◆ Directions: The entries are to be returned exactly, with images left out.

*** Source records

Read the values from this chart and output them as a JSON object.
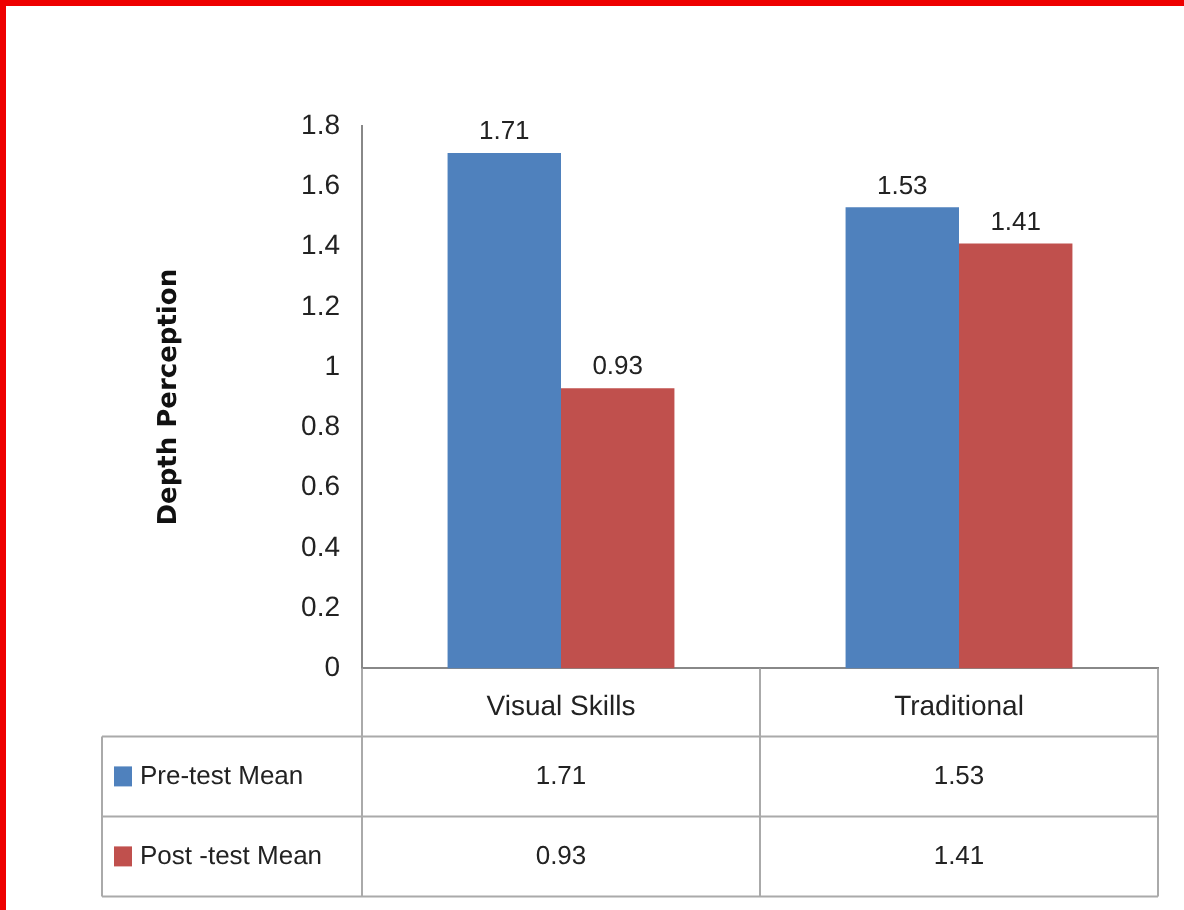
{
  "chart_data": {
    "type": "bar",
    "ylabel": "Depth Perception",
    "categories": [
      "Visual Skills",
      "Traditional"
    ],
    "series": [
      {
        "name": "Pre-test Mean",
        "color": "#4f81bd",
        "values": [
          1.71,
          1.53
        ],
        "value_labels": [
          "1.71",
          "1.53"
        ]
      },
      {
        "name": "Post -test Mean",
        "color": "#c0504d",
        "values": [
          0.93,
          1.41
        ],
        "value_labels": [
          "0.93",
          "1.41"
        ]
      }
    ],
    "annotations": [
      "1.71",
      "1.53",
      "0.93",
      "1.41"
    ],
    "ylim": [
      0,
      1.8
    ],
    "yticks": [
      0,
      0.2,
      0.4,
      0.6,
      0.8,
      1,
      1.2,
      1.4,
      1.6,
      1.8
    ],
    "grid": false,
    "legend": "bottom"
  }
}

******

◆ Written solution:
Read the values from this chart and output them as a JSON object.
{
  "chart_data": {
    "type": "bar",
    "ylabel": "Depth Perception",
    "categories": [
      "Visual Skills",
      "Traditional"
    ],
    "series": [
      {
        "name": "Pre-test Mean",
        "color": "#4f81bd",
        "values": [
          1.71,
          1.53
        ],
        "value_labels": [
          "1.71",
          "1.53"
        ]
      },
      {
        "name": "Post -test Mean",
        "color": "#c0504d",
        "values": [
          0.93,
          1.41
        ],
        "value_labels": [
          "0.93",
          "1.41"
        ]
      }
    ],
    "annotations": [
      "1.71",
      "1.53",
      "0.93",
      "1.41"
    ],
    "ylim": [
      0,
      1.8
    ],
    "yticks": [
      0,
      0.2,
      0.4,
      0.6,
      0.8,
      1,
      1.2,
      1.4,
      1.6,
      1.8
    ],
    "grid": false,
    "legend": "bottom"
  }
}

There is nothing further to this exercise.